PROMPT:
From the listing below, pull out all lines with "Установка" in them.

PROVIDED DATA:

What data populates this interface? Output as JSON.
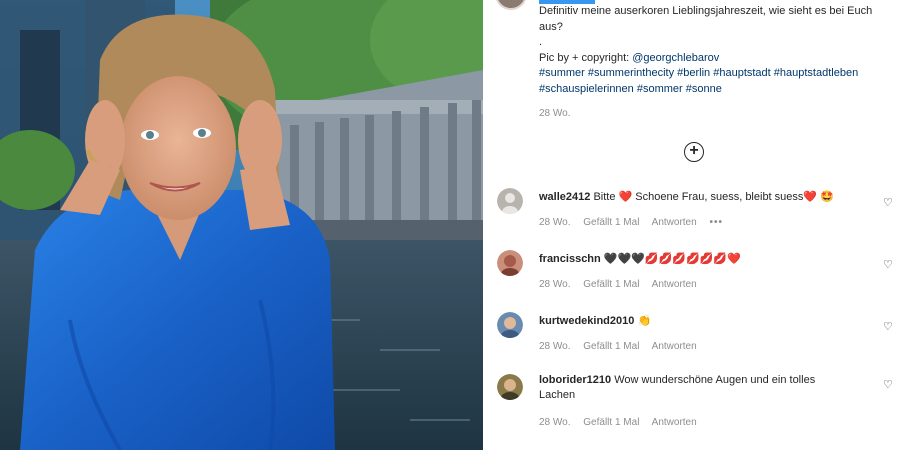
{
  "caption": {
    "line1": "Definitiv meine auserkoren Lieblingsjahreszeit, wie sieht es bei Euch aus?",
    "dot": ".",
    "pic_credit": "Pic by + copyright: ",
    "credit_handle": "@georgchlebarov",
    "hashtags_1": "#summer #summerinthecity #berlin #hauptstadt #hauptstadtleben",
    "hashtags_2": "#schauspielerinnen #sommer #sonne",
    "time": "28 Wo."
  },
  "load_more_icon": "plus-circle-icon",
  "comments": [
    {
      "user": "walle2412",
      "text": "Bitte ❤️ Schoene Frau, suess, bleibt suess❤️ 🤩",
      "time": "28 Wo.",
      "likes": "Gefällt 1 Mal",
      "reply": "Antworten",
      "more": "•••"
    },
    {
      "user": "francisschn",
      "text": "🖤🖤🖤💋💋💋💋💋💋❤️",
      "time": "28 Wo.",
      "likes": "Gefällt 1 Mal",
      "reply": "Antworten"
    },
    {
      "user": "kurtwedekind2010",
      "text": "👏",
      "time": "28 Wo.",
      "likes": "Gefällt 1 Mal",
      "reply": "Antworten"
    },
    {
      "user": "loborider1210",
      "text": "Wow wunderschöne Augen und ein tolles Lachen",
      "time": "28 Wo.",
      "likes": "Gefällt 1 Mal",
      "reply": "Antworten"
    }
  ],
  "colors": {
    "link": "#00376b",
    "muted": "#8e8e8e",
    "shirt": "#1f6fd6"
  }
}
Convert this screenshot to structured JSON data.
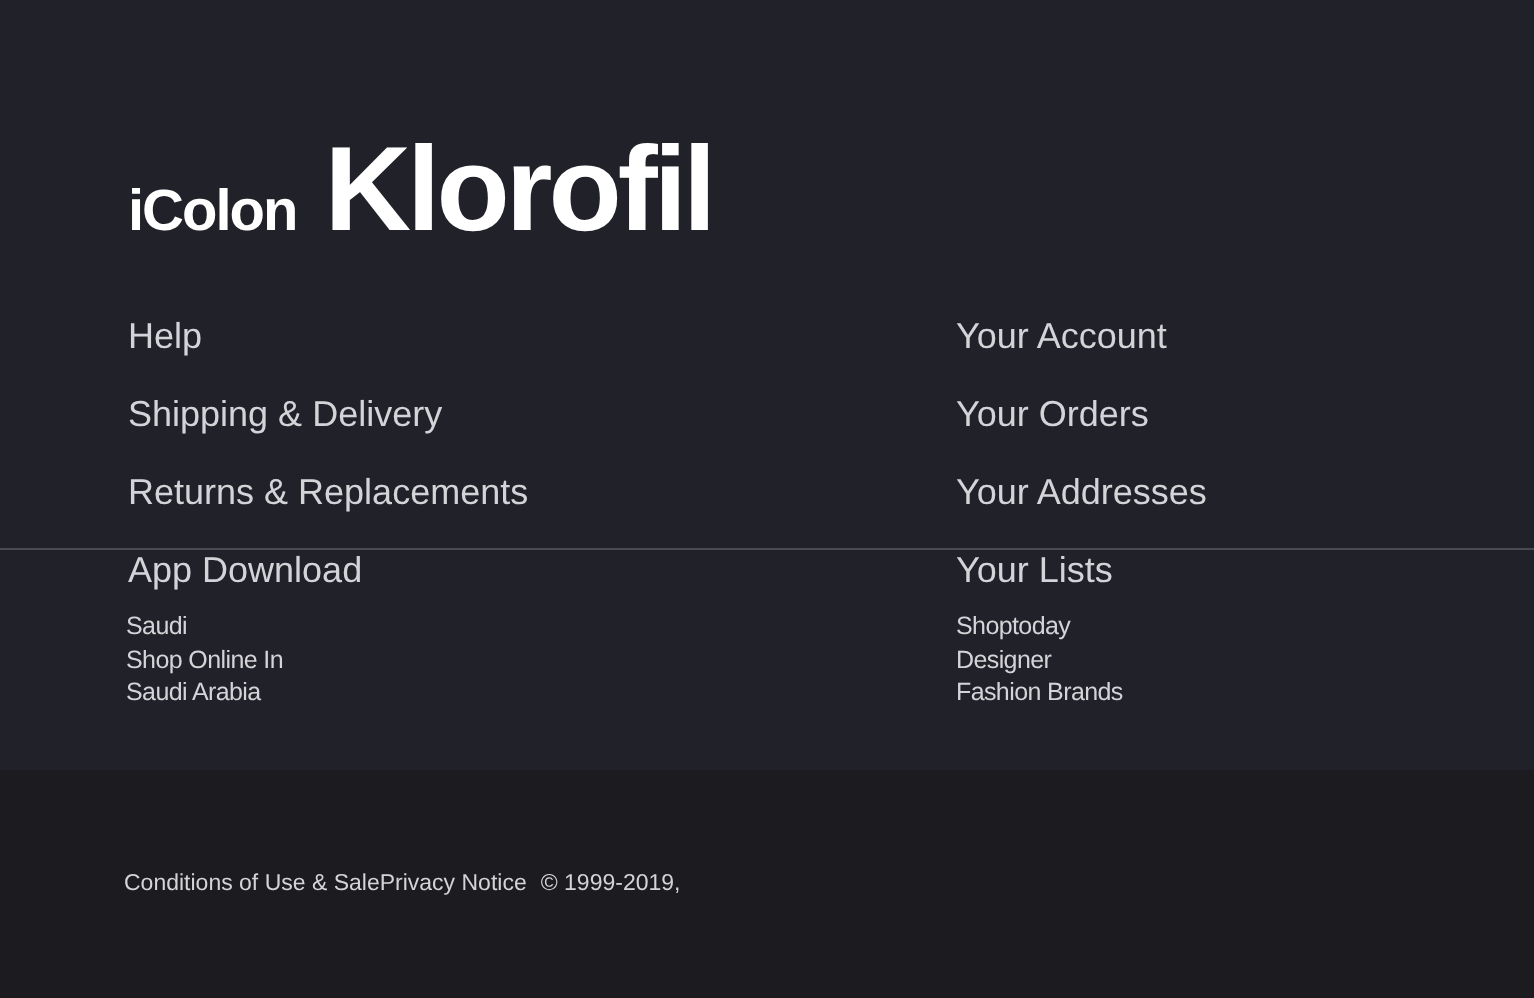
{
  "logo": {
    "prefix": "iColon",
    "name": "Klorofil"
  },
  "link_columns": [
    [
      "Help",
      "Shipping & Delivery",
      "Returns & Replacements",
      "App Download"
    ],
    [
      "Your Account",
      "Your Orders",
      "Your Addresses",
      "Your Lists"
    ]
  ],
  "promo_columns": [
    [
      "Saudi",
      "Shop Online In",
      "Saudi Arabia"
    ],
    [
      "Shoptoday",
      "Designer",
      "Fashion Brands"
    ]
  ],
  "bottom_bar": {
    "links": [
      "Conditions of Use & Sale",
      "Privacy Notice"
    ],
    "copyright": "© 1999-2019,"
  }
}
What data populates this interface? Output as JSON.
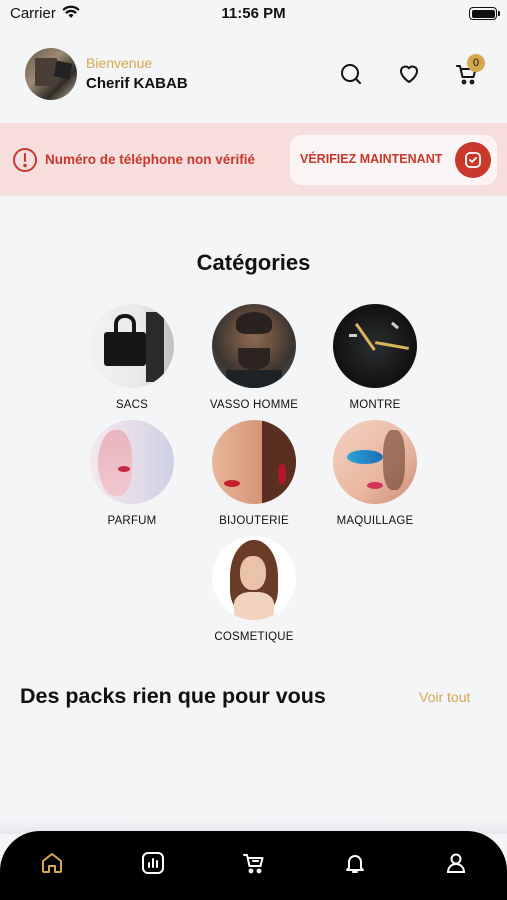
{
  "status_bar": {
    "carrier": "Carrier",
    "time": "11:56 PM"
  },
  "header": {
    "greeting": "Bienvenue",
    "user_name": "Cherif KABAB",
    "cart_count": "0"
  },
  "alert": {
    "message": "Numéro de téléphone non vérifié",
    "button_label": "VÉRIFIEZ MAINTENANT"
  },
  "categories": {
    "title": "Catégories",
    "items": [
      {
        "label": "SACS"
      },
      {
        "label": "VASSO HOMME"
      },
      {
        "label": "MONTRE"
      },
      {
        "label": "PARFUM"
      },
      {
        "label": "BIJOUTERIE"
      },
      {
        "label": "MAQUILLAGE"
      },
      {
        "label": "COSMETIQUE"
      }
    ]
  },
  "packs": {
    "title": "Des packs rien que pour vous",
    "see_all": "Voir tout"
  },
  "colors": {
    "accent_gold": "#d4a84f",
    "alert_red": "#c8382b",
    "alert_bg": "#f6dede",
    "nav_bg": "#000000"
  },
  "bottom_nav": {
    "items": [
      "home-icon",
      "stats-icon",
      "cart-icon",
      "bell-icon",
      "user-icon"
    ],
    "active": "home-icon"
  }
}
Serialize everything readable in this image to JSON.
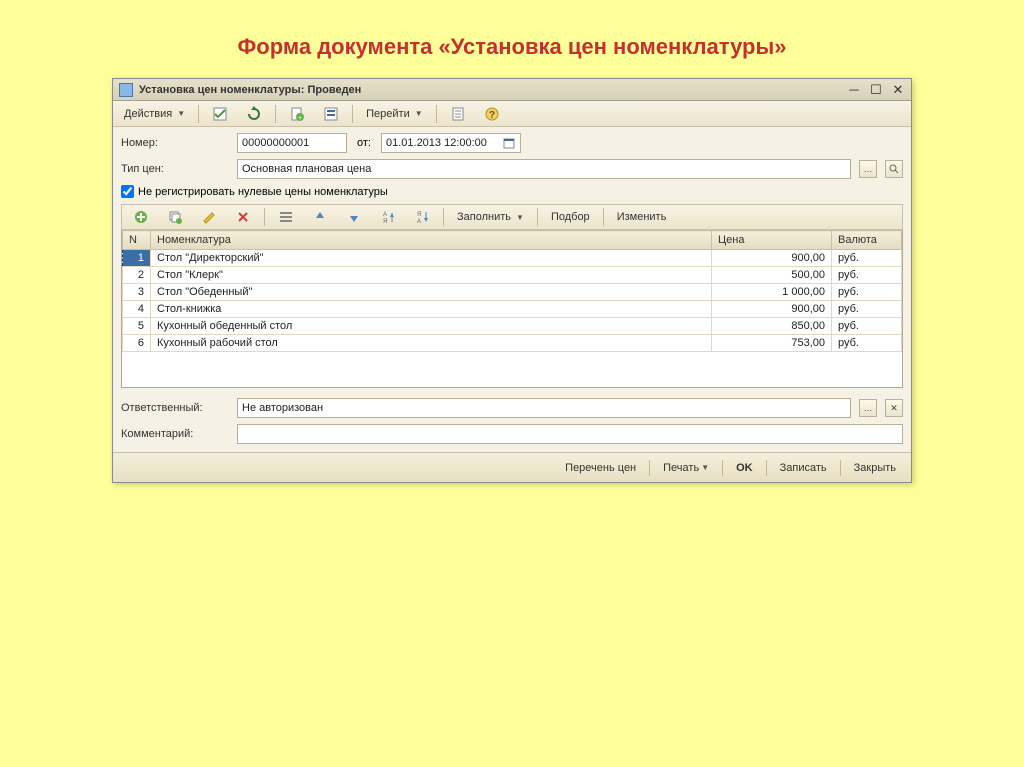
{
  "slide_title": "Форма документа «Установка цен номенклатуры»",
  "window": {
    "title": "Установка цен номенклатуры: Проведен"
  },
  "toolbar1": {
    "actions": "Действия",
    "goto": "Перейти"
  },
  "fields": {
    "number_label": "Номер:",
    "number_value": "00000000001",
    "from_label": "от:",
    "date_value": "01.01.2013 12:00:00",
    "price_type_label": "Тип цен:",
    "price_type_value": "Основная плановая цена",
    "suppress_zero_label": "Не регистрировать нулевые цены номенклатуры"
  },
  "toolbar2": {
    "fill": "Заполнить",
    "pick": "Подбор",
    "change": "Изменить"
  },
  "grid": {
    "headers": {
      "n": "N",
      "name": "Номенклатура",
      "price": "Цена",
      "currency": "Валюта"
    },
    "rows": [
      {
        "n": "1",
        "name": "Стол \"Директорский\"",
        "price": "900,00",
        "currency": "руб."
      },
      {
        "n": "2",
        "name": "Стол \"Клерк\"",
        "price": "500,00",
        "currency": "руб."
      },
      {
        "n": "3",
        "name": "Стол \"Обеденный\"",
        "price": "1 000,00",
        "currency": "руб."
      },
      {
        "n": "4",
        "name": "Стол-книжка",
        "price": "900,00",
        "currency": "руб."
      },
      {
        "n": "5",
        "name": "Кухонный обеденный стол",
        "price": "850,00",
        "currency": "руб."
      },
      {
        "n": "6",
        "name": "Кухонный рабочий стол",
        "price": "753,00",
        "currency": "руб."
      }
    ]
  },
  "footer_fields": {
    "responsible_label": "Ответственный:",
    "responsible_value": "Не авторизован",
    "comment_label": "Комментарий:",
    "comment_value": ""
  },
  "bottombar": {
    "price_list": "Перечень цен",
    "print": "Печать",
    "ok": "OK",
    "save": "Записать",
    "close": "Закрыть"
  }
}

FULL RESPONSE:
  "slide_title": "Форма документа «Установка цен номенклатуры»",
    "title": "Установка цен номенклатуры: Проведен"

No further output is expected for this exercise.